The request → Render each line of the material below as a JSON list of strings, one string per line, and leave out any blank lines.

Source data →

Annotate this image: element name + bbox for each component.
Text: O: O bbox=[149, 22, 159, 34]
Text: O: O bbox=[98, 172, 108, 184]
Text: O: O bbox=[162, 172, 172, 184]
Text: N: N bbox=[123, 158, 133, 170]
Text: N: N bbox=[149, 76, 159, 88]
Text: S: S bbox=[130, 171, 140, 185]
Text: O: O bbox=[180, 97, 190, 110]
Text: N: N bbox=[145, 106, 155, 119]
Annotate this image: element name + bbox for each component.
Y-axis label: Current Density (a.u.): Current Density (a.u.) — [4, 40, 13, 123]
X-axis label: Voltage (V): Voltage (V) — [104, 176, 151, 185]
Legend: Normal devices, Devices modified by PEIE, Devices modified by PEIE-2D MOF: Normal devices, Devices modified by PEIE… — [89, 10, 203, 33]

Response for this exercise →
[
  "Annotate this image: element name + bbox for each component.",
  "Text: O: O bbox=[149, 22, 159, 34]",
  "Text: O: O bbox=[98, 172, 108, 184]",
  "Text: O: O bbox=[162, 172, 172, 184]",
  "Text: N: N bbox=[123, 158, 133, 170]",
  "Text: N: N bbox=[149, 76, 159, 88]",
  "Text: S: S bbox=[130, 171, 140, 185]",
  "Text: O: O bbox=[180, 97, 190, 110]",
  "Text: N: N bbox=[145, 106, 155, 119]",
  "Annotate this image: element name + bbox for each component.",
  "Y-axis label: Current Density (a.u.): Current Density (a.u.) — [4, 40, 13, 123]",
  "X-axis label: Voltage (V): Voltage (V) — [104, 176, 151, 185]",
  "Legend: Normal devices, Devices modified by PEIE, Devices modified by PEIE-2D MOF: Normal devices, Devices modified by PEIE… — [89, 10, 203, 33]"
]